### [Written request]
Quote, without change, all of the lines that follow.

### [Given entries]
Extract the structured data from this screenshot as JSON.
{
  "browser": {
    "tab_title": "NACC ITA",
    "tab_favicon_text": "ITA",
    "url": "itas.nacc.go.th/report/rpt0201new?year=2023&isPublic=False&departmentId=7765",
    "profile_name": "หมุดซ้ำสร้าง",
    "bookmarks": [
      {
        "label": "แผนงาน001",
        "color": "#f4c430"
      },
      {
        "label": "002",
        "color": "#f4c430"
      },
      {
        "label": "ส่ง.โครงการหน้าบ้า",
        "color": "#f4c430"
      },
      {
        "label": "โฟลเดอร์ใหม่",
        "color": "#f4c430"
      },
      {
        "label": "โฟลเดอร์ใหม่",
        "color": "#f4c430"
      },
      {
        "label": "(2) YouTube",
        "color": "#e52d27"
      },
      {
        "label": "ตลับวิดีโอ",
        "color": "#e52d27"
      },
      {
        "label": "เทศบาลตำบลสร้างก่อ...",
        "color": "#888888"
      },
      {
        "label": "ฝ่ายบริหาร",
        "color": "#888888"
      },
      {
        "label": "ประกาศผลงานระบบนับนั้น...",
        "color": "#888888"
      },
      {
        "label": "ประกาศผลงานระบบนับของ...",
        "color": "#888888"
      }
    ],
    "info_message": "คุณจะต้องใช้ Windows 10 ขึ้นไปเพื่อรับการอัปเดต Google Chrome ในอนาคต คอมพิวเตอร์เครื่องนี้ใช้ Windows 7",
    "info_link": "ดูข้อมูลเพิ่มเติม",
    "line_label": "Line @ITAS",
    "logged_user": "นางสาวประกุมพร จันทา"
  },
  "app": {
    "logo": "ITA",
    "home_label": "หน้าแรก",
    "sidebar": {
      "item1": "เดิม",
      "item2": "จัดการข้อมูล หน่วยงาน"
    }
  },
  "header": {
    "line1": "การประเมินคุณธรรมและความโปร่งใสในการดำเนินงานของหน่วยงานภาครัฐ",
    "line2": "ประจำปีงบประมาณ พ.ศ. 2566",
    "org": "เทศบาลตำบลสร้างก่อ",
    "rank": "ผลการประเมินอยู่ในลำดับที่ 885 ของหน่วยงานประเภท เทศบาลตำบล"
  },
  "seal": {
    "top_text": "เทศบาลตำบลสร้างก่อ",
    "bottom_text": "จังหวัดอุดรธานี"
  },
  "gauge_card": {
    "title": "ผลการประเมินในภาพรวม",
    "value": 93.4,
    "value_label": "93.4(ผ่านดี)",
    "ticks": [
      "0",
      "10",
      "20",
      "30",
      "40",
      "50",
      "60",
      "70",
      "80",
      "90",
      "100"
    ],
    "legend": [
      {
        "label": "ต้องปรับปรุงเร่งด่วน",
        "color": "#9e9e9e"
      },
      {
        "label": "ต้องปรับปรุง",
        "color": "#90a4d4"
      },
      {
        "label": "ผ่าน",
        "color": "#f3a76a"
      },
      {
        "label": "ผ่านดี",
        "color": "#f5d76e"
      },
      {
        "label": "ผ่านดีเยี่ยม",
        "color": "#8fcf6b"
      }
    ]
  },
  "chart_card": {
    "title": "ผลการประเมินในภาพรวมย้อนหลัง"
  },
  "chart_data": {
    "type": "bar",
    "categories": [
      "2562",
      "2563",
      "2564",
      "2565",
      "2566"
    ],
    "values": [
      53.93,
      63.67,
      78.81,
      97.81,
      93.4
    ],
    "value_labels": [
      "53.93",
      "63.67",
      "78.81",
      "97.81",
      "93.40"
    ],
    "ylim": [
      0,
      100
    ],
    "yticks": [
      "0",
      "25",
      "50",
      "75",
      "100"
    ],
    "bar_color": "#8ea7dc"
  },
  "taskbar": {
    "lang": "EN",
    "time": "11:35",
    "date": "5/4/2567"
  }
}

### [Exercise output]
Extract the structured data from this screenshot as JSON.
{
  "browser": {
    "tab_title": "NACC ITA",
    "tab_favicon_text": "ITA",
    "url": "itas.nacc.go.th/report/rpt0201new?year=2023&isPublic=False&departmentId=7765",
    "profile_name": "หมุดซ้ำสร้าง",
    "bookmarks": [
      {
        "label": "แผนงาน001",
        "color": "#f4c430"
      },
      {
        "label": "002",
        "color": "#f4c430"
      },
      {
        "label": "ส่ง.โครงการหน้าบ้า",
        "color": "#f4c430"
      },
      {
        "label": "โฟลเดอร์ใหม่",
        "color": "#f4c430"
      },
      {
        "label": "โฟลเดอร์ใหม่",
        "color": "#f4c430"
      },
      {
        "label": "(2) YouTube",
        "color": "#e52d27"
      },
      {
        "label": "ตลับวิดีโอ",
        "color": "#e52d27"
      },
      {
        "label": "เทศบาลตำบลสร้างก่อ...",
        "color": "#888888"
      },
      {
        "label": "ฝ่ายบริหาร",
        "color": "#888888"
      },
      {
        "label": "ประกาศผลงานระบบนับนั้น...",
        "color": "#888888"
      },
      {
        "label": "ประกาศผลงานระบบนับของ...",
        "color": "#888888"
      }
    ],
    "info_message": "คุณจะต้องใช้ Windows 10 ขึ้นไปเพื่อรับการอัปเดต Google Chrome ในอนาคต คอมพิวเตอร์เครื่องนี้ใช้ Windows 7",
    "info_link": "ดูข้อมูลเพิ่มเติม",
    "line_label": "Line @ITAS",
    "logged_user": "นางสาวประกุมพร จันทา"
  },
  "app": {
    "logo": "ITA",
    "home_label": "หน้าแรก",
    "sidebar": {
      "item1": "เดิม",
      "item2": "จัดการข้อมูล หน่วยงาน"
    }
  },
  "header": {
    "line1": "การประเมินคุณธรรมและความโปร่งใสในการดำเนินงานของหน่วยงานภาครัฐ",
    "line2": "ประจำปีงบประมาณ พ.ศ. 2566",
    "org": "เทศบาลตำบลสร้างก่อ",
    "rank": "ผลการประเมินอยู่ในลำดับที่ 885 ของหน่วยงานประเภท เทศบาลตำบล"
  },
  "seal": {
    "top_text": "เทศบาลตำบลสร้างก่อ",
    "bottom_text": "จังหวัดอุดรธานี"
  },
  "gauge_card": {
    "title": "ผลการประเมินในภาพรวม",
    "value": 93.4,
    "value_label": "93.4(ผ่านดี)",
    "ticks": [
      "0",
      "10",
      "20",
      "30",
      "40",
      "50",
      "60",
      "70",
      "80",
      "90",
      "100"
    ],
    "legend": [
      {
        "label": "ต้องปรับปรุงเร่งด่วน",
        "color": "#9e9e9e"
      },
      {
        "label": "ต้องปรับปรุง",
        "color": "#90a4d4"
      },
      {
        "label": "ผ่าน",
        "color": "#f3a76a"
      },
      {
        "label": "ผ่านดี",
        "color": "#f5d76e"
      },
      {
        "label": "ผ่านดีเยี่ยม",
        "color": "#8fcf6b"
      }
    ]
  },
  "chart_card": {
    "title": "ผลการประเมินในภาพรวมย้อนหลัง"
  },
  "chart_data": {
    "type": "bar",
    "categories": [
      "2562",
      "2563",
      "2564",
      "2565",
      "2566"
    ],
    "values": [
      53.93,
      63.67,
      78.81,
      97.81,
      93.4
    ],
    "value_labels": [
      "53.93",
      "63.67",
      "78.81",
      "97.81",
      "93.40"
    ],
    "ylim": [
      0,
      100
    ],
    "yticks": [
      "0",
      "25",
      "50",
      "75",
      "100"
    ],
    "bar_color": "#8ea7dc"
  },
  "taskbar": {
    "lang": "EN",
    "time": "11:35",
    "date": "5/4/2567"
  }
}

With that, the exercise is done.